## start RECORDED DATA

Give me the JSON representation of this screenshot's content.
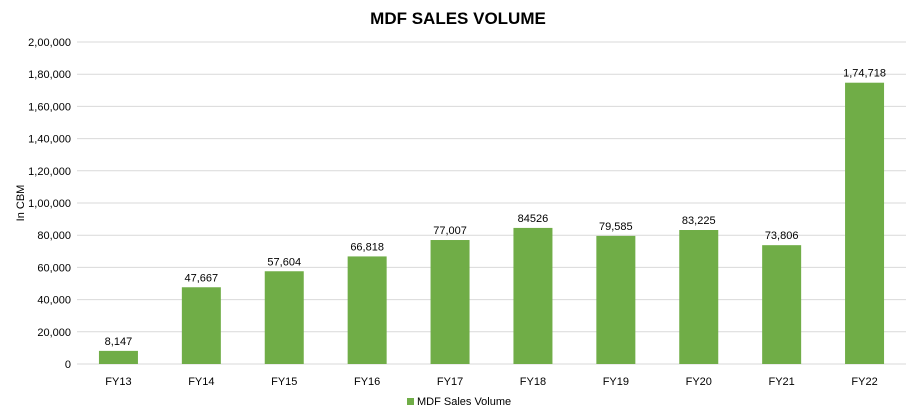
{
  "chart_data": {
    "type": "bar",
    "title": "MDF SALES VOLUME",
    "ylabel": "In CBM",
    "xlabel": "",
    "categories": [
      "FY13",
      "FY14",
      "FY15",
      "FY16",
      "FY17",
      "FY18",
      "FY19",
      "FY20",
      "FY21",
      "FY22"
    ],
    "series": [
      {
        "name": "MDF Sales Volume",
        "values": [
          8147,
          47667,
          57604,
          66818,
          77007,
          84526,
          79585,
          83225,
          73806,
          174718
        ],
        "data_labels": [
          "8,147",
          "47,667",
          "57,604",
          "66,818",
          "77,007",
          "84526",
          "79,585",
          "83,225",
          "73,806",
          "1,74,718"
        ],
        "color": "#70ad47"
      }
    ],
    "ylim": [
      0,
      200000
    ],
    "y_ticks": [
      0,
      20000,
      40000,
      60000,
      80000,
      100000,
      120000,
      140000,
      160000,
      180000,
      200000
    ],
    "y_tick_labels": [
      "0",
      "20,000",
      "40,000",
      "60,000",
      "80,000",
      "1,00,000",
      "1,20,000",
      "1,40,000",
      "1,60,000",
      "1,80,000",
      "2,00,000"
    ],
    "grid": true,
    "gridline_color": "#d9d9d9",
    "legend_position": "bottom"
  }
}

## end RECORDED DATA

• EXERCISE INSTRUCTIONS: Every record above should be written out again without change, except that the pictures are left out.

• RESPONSE:
Give me the JSON representation of this screenshot's content.
{
  "chart_data": {
    "type": "bar",
    "title": "MDF SALES VOLUME",
    "ylabel": "In CBM",
    "xlabel": "",
    "categories": [
      "FY13",
      "FY14",
      "FY15",
      "FY16",
      "FY17",
      "FY18",
      "FY19",
      "FY20",
      "FY21",
      "FY22"
    ],
    "series": [
      {
        "name": "MDF Sales Volume",
        "values": [
          8147,
          47667,
          57604,
          66818,
          77007,
          84526,
          79585,
          83225,
          73806,
          174718
        ],
        "data_labels": [
          "8,147",
          "47,667",
          "57,604",
          "66,818",
          "77,007",
          "84526",
          "79,585",
          "83,225",
          "73,806",
          "1,74,718"
        ],
        "color": "#70ad47"
      }
    ],
    "ylim": [
      0,
      200000
    ],
    "y_ticks": [
      0,
      20000,
      40000,
      60000,
      80000,
      100000,
      120000,
      140000,
      160000,
      180000,
      200000
    ],
    "y_tick_labels": [
      "0",
      "20,000",
      "40,000",
      "60,000",
      "80,000",
      "1,00,000",
      "1,20,000",
      "1,40,000",
      "1,60,000",
      "1,80,000",
      "2,00,000"
    ],
    "grid": true,
    "gridline_color": "#d9d9d9",
    "legend_position": "bottom"
  }
}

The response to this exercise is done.